→ **SET PROBLEM**: Rewrite the rows below as a Markdown table with the columns Number and Line, giving each row its number and its line, and leave out any blank lines.

——

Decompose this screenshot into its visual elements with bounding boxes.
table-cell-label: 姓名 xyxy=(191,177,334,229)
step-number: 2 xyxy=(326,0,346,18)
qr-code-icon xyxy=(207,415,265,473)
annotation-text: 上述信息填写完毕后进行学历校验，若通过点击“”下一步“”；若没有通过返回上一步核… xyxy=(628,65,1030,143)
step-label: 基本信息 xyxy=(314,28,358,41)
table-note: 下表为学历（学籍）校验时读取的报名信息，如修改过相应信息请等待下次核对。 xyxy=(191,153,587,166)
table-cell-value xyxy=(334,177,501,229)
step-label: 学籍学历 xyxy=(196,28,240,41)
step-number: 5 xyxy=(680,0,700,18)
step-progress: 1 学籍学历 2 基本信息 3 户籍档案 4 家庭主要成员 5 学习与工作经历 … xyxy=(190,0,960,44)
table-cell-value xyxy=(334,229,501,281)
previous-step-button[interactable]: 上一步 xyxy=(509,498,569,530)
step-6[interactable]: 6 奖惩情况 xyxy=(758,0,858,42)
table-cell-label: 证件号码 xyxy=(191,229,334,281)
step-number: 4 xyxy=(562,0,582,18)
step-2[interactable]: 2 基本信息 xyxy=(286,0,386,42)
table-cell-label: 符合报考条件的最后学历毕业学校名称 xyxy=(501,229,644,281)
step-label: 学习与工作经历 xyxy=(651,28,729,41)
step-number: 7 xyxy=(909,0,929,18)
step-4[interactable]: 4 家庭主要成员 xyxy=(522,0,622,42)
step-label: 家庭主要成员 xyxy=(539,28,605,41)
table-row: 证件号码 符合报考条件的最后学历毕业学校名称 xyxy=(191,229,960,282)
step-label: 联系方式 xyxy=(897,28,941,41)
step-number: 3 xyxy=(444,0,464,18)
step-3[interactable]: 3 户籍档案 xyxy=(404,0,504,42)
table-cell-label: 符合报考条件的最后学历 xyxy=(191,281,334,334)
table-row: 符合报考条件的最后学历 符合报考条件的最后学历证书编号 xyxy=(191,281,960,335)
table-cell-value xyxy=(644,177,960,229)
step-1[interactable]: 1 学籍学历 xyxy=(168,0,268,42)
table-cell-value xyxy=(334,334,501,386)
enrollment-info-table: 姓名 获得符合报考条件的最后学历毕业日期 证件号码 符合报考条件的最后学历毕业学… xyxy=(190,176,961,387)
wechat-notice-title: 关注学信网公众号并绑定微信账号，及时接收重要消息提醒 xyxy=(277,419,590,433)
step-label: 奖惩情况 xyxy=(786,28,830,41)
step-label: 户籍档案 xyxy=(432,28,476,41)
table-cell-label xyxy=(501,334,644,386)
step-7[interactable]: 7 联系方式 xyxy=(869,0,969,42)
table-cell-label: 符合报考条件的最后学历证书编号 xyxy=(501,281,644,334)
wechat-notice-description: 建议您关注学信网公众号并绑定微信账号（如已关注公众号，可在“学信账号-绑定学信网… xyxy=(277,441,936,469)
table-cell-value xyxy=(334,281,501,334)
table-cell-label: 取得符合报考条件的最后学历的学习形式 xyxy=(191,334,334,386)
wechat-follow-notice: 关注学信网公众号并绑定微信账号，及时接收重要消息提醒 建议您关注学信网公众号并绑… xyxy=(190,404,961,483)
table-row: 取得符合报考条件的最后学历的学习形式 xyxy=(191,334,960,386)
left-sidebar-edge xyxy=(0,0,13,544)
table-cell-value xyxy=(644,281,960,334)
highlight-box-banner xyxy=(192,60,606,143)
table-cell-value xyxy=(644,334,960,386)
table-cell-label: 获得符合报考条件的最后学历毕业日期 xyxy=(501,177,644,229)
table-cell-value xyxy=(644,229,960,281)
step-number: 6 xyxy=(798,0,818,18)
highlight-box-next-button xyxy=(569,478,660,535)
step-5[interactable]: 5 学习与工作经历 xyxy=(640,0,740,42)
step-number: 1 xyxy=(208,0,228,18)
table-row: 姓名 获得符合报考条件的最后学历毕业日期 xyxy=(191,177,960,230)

——

→ **ANSWER TO THIS TASK**:
| Number | Line |
|---|---|
| 1 | Decompose this screenshot into its visual elements with bounding boxes. |
| 2 | table-cell-label: 姓名 xyxy=(191,177,334,229) |
| 3 | step-number: 2 xyxy=(326,0,346,18) |
| 4 | qr-code-icon xyxy=(207,415,265,473) |
| 5 | annotation-text: 上述信息填写完毕后进行学历校验，若通过点击“”下一步“”；若没有通过返回上一步核… xyxy=(628,65,1030,143) |
| 6 | step-label: 基本信息 xyxy=(314,28,358,41) |
| 7 | table-note: 下表为学历（学籍）校验时读取的报名信息，如修改过相应信息请等待下次核对。 xyxy=(191,153,587,166) |
| 8 | table-cell-value xyxy=(334,177,501,229) |
| 9 | step-label: 学籍学历 xyxy=(196,28,240,41) |
| 10 | step-number: 5 xyxy=(680,0,700,18) |
| 11 | step-progress: 1 学籍学历 2 基本信息 3 户籍档案 4 家庭主要成员 5 学习与工作经历 … xyxy=(190,0,960,44) |
| 12 | table-cell-value xyxy=(334,229,501,281) |
| 13 | previous-step-button[interactable]: 上一步 xyxy=(509,498,569,530) |
| 14 | step-6[interactable]: 6 奖惩情况 xyxy=(758,0,858,42) |
| 15 | table-cell-label: 证件号码 xyxy=(191,229,334,281) |
| 16 | step-number: 4 xyxy=(562,0,582,18) |
| 17 | step-2[interactable]: 2 基本信息 xyxy=(286,0,386,42) |
| 18 | table-cell-label: 符合报考条件的最后学历毕业学校名称 xyxy=(501,229,644,281) |
| 19 | step-label: 学习与工作经历 xyxy=(651,28,729,41) |
| 20 | step-number: 7 xyxy=(909,0,929,18) |
| 21 | step-4[interactable]: 4 家庭主要成员 xyxy=(522,0,622,42) |
| 22 | step-label: 家庭主要成员 xyxy=(539,28,605,41) |
| 23 | table-row: 证件号码 符合报考条件的最后学历毕业学校名称 xyxy=(191,229,960,282) |
| 24 | step-label: 联系方式 xyxy=(897,28,941,41) |
| 25 | step-number: 3 xyxy=(444,0,464,18) |
| 26 | step-3[interactable]: 3 户籍档案 xyxy=(404,0,504,42) |
| 27 | table-cell-label: 符合报考条件的最后学历 xyxy=(191,281,334,334) |
| 28 | table-row: 符合报考条件的最后学历 符合报考条件的最后学历证书编号 xyxy=(191,281,960,335) |
| 29 | table-cell-value xyxy=(644,177,960,229) |
| 30 | step-1[interactable]: 1 学籍学历 xyxy=(168,0,268,42) |
| 31 | table-cell-value xyxy=(334,334,501,386) |
| 32 | enrollment-info-table: 姓名 获得符合报考条件的最后学历毕业日期 证件号码 符合报考条件的最后学历毕业学… xyxy=(190,176,961,387) |
| 33 | wechat-notice-title: 关注学信网公众号并绑定微信账号，及时接收重要消息提醒 xyxy=(277,419,590,433) |
| 34 | step-label: 奖惩情况 xyxy=(786,28,830,41) |
| 35 | step-label: 户籍档案 xyxy=(432,28,476,41) |
| 36 | table-cell-label xyxy=(501,334,644,386) |
| 37 | step-7[interactable]: 7 联系方式 xyxy=(869,0,969,42) |
| 38 | table-cell-label: 符合报考条件的最后学历证书编号 xyxy=(501,281,644,334) |
| 39 | wechat-notice-description: 建议您关注学信网公众号并绑定微信账号（如已关注公众号，可在“学信账号-绑定学信网… xyxy=(277,441,936,469) |
| 40 | table-cell-value xyxy=(334,281,501,334) |
| 41 | table-cell-label: 取得符合报考条件的最后学历的学习形式 xyxy=(191,334,334,386) |
| 42 | wechat-follow-notice: 关注学信网公众号并绑定微信账号，及时接收重要消息提醒 建议您关注学信网公众号并绑… xyxy=(190,404,961,483) |
| 43 | table-row: 取得符合报考条件的最后学历的学习形式 xyxy=(191,334,960,386) |
| 44 | left-sidebar-edge xyxy=(0,0,13,544) |
| 45 | table-cell-value xyxy=(644,281,960,334) |
| 46 | highlight-box-banner xyxy=(192,60,606,143) |
| 47 | table-cell-value xyxy=(644,334,960,386) |
| 48 | table-cell-label: 获得符合报考条件的最后学历毕业日期 xyxy=(501,177,644,229) |
| 49 | table-cell-value xyxy=(644,229,960,281) |
| 50 | step-number: 6 xyxy=(798,0,818,18) |
| 51 | highlight-box-next-button xyxy=(569,478,660,535) |
| 52 | step-5[interactable]: 5 学习与工作经历 xyxy=(640,0,740,42) |
| 53 | step-number: 1 xyxy=(208,0,228,18) |
| 54 | table-row: 姓名 获得符合报考条件的最后学历毕业日期 xyxy=(191,177,960,230) |